#### What is expected:
Pick out the lines below that include the string "this".

*** The data ***

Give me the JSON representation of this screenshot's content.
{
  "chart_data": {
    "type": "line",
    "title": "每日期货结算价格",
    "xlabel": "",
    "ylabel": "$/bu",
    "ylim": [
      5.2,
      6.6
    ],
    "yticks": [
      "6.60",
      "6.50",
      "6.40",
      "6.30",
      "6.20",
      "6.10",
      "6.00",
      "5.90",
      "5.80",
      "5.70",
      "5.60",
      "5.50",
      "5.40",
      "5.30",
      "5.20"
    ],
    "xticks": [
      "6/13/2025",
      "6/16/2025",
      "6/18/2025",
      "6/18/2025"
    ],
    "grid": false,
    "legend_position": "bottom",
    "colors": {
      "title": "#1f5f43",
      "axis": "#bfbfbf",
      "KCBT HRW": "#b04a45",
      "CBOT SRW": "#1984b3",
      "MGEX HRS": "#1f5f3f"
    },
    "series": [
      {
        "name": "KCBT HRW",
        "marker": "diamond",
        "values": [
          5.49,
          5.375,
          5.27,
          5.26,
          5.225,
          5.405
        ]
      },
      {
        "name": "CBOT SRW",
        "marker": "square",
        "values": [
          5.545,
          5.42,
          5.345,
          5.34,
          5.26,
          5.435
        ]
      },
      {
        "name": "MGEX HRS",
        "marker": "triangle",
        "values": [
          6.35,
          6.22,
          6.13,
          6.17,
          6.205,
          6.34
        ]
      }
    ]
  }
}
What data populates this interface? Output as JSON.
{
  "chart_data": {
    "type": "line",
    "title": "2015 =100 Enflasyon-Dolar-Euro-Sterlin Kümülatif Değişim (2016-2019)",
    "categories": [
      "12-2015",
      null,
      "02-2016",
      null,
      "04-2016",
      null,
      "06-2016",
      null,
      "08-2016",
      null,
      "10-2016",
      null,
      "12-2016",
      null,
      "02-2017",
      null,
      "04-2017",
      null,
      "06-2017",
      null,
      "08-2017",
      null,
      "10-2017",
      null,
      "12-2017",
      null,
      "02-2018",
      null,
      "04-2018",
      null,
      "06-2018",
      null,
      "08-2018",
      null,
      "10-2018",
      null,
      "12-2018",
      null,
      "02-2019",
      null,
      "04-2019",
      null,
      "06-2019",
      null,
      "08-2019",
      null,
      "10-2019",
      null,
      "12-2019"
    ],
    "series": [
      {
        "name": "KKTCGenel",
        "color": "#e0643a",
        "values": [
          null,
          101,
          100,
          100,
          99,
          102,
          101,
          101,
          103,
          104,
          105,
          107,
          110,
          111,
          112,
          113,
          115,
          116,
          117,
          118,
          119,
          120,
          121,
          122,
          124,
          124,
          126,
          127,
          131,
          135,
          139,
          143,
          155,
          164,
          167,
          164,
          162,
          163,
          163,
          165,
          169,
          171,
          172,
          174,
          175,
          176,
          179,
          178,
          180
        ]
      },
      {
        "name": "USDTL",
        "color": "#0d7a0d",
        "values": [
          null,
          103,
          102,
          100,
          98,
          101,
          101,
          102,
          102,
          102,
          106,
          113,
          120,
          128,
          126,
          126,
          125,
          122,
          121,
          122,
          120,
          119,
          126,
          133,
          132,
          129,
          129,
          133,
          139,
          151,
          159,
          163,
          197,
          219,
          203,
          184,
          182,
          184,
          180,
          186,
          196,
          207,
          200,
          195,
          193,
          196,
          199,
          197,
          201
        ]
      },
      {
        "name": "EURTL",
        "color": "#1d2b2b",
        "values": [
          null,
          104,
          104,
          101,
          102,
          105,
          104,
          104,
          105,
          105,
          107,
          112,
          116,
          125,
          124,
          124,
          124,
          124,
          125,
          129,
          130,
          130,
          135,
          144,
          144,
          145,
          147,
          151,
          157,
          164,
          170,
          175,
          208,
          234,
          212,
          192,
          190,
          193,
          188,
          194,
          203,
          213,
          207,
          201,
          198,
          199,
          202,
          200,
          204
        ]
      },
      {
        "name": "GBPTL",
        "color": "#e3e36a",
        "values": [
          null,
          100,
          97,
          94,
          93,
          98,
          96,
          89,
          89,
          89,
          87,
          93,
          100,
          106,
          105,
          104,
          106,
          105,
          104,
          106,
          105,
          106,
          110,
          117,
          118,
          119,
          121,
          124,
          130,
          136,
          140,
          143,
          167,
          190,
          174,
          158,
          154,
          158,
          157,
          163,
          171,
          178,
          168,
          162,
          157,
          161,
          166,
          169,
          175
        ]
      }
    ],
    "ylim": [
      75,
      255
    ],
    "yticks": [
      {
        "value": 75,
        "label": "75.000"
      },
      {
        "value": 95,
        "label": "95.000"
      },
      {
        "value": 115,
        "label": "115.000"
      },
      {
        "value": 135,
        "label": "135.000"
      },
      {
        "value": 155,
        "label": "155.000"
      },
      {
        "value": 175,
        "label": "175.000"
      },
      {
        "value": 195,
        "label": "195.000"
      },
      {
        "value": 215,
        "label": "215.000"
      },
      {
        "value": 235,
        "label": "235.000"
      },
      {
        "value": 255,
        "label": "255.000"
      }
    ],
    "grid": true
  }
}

***
*** The data ***

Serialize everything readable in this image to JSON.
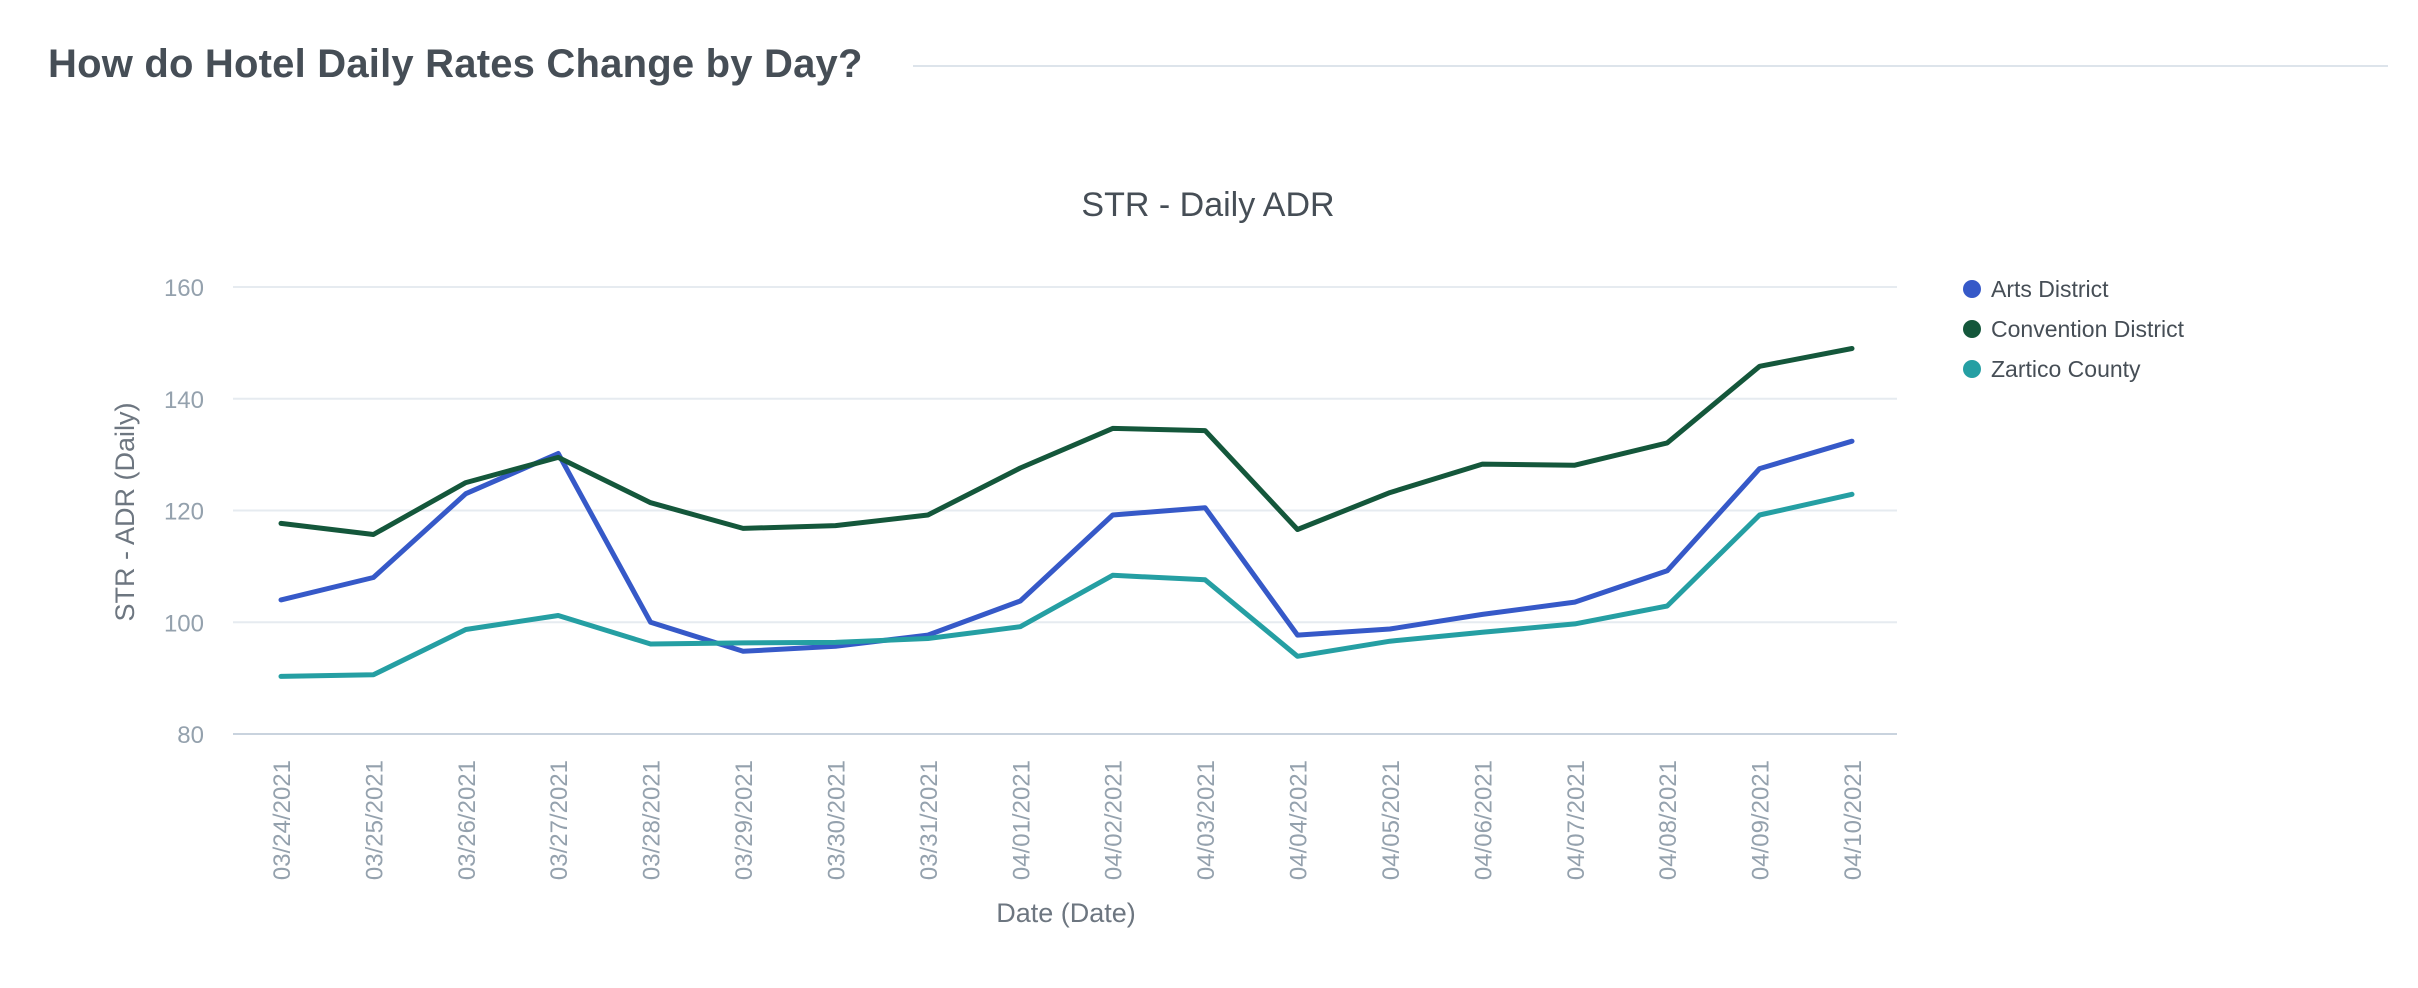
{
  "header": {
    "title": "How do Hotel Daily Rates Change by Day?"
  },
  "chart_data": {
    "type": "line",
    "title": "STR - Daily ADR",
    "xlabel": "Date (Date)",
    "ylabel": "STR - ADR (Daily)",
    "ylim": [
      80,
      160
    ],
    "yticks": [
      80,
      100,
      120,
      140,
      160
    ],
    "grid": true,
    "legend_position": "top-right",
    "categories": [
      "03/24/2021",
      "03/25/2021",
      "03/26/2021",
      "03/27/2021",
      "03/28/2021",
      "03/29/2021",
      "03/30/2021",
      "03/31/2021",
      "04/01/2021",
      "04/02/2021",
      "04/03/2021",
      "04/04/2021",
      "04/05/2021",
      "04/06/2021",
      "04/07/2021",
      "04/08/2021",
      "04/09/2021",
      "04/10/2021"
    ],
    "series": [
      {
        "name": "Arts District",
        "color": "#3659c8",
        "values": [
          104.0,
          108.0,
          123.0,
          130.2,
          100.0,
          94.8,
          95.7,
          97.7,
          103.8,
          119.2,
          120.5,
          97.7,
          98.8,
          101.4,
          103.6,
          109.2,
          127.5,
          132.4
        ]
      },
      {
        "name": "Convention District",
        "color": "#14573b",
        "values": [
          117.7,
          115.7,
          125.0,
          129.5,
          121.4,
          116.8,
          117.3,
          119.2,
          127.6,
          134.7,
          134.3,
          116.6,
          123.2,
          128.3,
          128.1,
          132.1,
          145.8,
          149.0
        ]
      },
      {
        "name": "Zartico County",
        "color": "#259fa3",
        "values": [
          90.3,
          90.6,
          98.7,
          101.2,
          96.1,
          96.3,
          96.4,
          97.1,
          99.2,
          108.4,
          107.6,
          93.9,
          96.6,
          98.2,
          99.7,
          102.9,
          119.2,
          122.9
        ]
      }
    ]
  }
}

***
*** The data ***

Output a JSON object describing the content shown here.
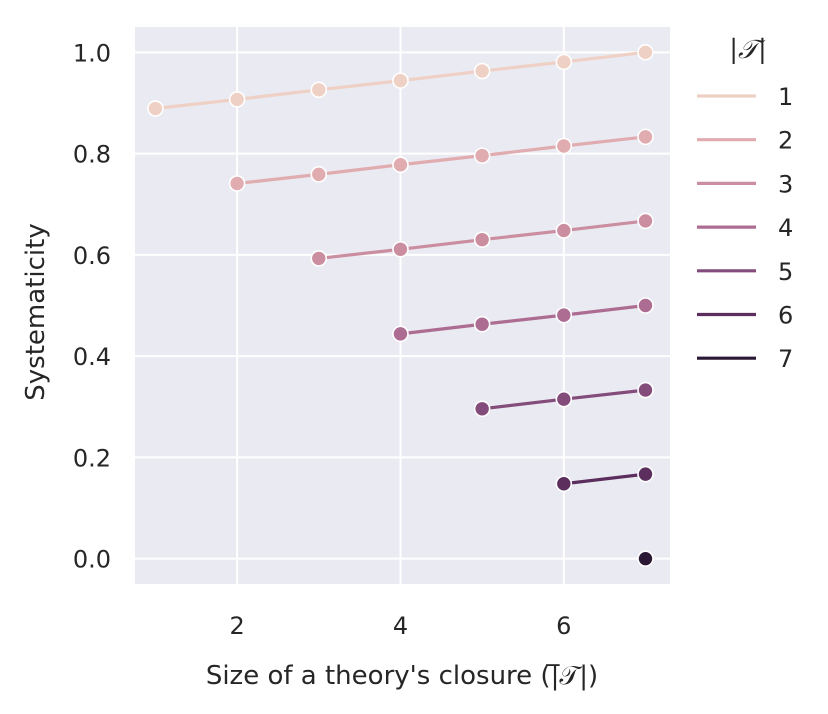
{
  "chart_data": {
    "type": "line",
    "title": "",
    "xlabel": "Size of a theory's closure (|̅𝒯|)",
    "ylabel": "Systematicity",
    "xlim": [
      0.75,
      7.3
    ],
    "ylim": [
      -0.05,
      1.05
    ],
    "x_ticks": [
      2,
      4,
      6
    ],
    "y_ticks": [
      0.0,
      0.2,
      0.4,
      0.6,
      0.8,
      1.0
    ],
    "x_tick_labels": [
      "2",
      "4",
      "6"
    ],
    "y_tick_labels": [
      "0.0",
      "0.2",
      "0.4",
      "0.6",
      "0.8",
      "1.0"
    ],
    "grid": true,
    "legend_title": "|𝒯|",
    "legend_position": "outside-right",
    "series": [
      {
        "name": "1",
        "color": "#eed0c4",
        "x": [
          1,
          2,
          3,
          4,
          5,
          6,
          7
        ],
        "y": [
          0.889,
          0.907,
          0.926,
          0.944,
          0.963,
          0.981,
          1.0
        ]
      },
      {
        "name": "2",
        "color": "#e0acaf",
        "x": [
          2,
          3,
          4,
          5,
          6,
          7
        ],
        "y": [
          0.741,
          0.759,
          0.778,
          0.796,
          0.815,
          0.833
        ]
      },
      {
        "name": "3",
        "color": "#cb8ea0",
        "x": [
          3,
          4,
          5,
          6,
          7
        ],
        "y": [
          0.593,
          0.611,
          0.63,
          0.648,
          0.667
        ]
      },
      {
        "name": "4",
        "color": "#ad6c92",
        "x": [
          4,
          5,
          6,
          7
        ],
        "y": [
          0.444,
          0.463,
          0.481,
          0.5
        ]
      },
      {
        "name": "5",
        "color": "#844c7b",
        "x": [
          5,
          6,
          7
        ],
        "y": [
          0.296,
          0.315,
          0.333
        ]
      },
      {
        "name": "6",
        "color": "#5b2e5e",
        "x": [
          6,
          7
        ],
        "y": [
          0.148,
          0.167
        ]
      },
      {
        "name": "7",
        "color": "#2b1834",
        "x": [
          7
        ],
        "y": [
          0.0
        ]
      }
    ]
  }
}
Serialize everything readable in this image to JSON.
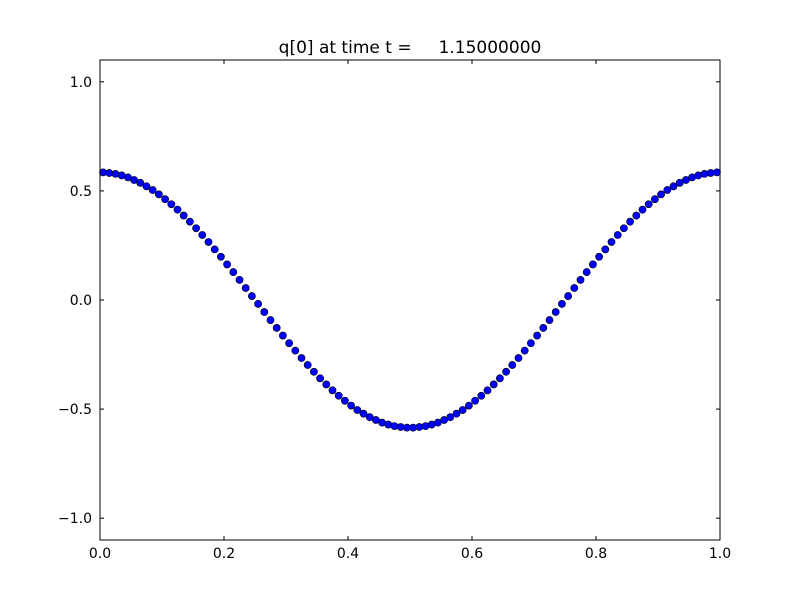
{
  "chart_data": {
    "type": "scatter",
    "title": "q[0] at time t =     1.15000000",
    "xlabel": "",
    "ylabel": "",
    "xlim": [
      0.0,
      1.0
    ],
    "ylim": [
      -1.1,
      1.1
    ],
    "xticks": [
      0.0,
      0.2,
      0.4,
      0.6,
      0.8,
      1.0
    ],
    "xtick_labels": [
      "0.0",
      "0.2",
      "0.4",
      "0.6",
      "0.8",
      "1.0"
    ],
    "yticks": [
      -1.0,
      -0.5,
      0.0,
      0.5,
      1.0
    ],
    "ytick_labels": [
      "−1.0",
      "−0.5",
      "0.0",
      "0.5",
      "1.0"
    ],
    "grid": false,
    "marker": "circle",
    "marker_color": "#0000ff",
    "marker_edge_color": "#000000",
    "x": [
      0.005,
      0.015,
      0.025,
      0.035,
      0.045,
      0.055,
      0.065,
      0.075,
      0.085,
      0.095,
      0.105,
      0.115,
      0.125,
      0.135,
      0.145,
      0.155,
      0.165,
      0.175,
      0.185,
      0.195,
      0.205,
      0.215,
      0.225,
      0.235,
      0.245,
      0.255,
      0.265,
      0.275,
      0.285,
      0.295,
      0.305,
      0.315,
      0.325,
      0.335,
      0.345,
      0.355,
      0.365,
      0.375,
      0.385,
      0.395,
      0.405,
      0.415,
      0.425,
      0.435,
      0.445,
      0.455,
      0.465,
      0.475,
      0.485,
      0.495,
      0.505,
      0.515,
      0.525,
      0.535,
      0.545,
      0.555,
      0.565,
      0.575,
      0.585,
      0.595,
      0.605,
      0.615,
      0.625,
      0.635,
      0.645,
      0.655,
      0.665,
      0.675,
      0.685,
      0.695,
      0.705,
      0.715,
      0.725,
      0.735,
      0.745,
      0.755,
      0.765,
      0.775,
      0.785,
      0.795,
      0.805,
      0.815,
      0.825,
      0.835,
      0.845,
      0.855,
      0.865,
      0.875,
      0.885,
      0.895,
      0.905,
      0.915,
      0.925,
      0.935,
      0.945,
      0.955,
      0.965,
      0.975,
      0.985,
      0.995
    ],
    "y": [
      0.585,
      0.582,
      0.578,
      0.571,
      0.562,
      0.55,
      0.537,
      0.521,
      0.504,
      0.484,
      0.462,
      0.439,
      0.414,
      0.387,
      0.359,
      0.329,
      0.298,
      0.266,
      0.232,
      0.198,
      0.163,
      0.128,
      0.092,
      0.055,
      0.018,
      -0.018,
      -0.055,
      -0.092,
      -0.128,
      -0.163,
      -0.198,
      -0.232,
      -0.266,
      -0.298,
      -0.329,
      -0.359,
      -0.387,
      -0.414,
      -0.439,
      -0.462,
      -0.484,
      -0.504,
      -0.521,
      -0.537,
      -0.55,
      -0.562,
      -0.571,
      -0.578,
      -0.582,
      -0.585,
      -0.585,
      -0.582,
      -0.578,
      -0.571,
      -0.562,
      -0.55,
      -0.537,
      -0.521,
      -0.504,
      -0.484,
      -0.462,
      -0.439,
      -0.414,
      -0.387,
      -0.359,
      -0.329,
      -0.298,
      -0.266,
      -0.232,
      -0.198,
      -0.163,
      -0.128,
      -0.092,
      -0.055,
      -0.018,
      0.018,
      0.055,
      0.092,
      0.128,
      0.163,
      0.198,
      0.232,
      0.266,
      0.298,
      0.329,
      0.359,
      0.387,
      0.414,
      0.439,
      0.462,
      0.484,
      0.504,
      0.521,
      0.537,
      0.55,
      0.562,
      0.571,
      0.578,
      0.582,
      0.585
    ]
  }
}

***

#### Task solution:
Give me the JSON representation of this screenshot's content.
What data populates this interface? Output as JSON.
Serialize everything readable in this image to JSON.
Serialize everything readable in this image to JSON.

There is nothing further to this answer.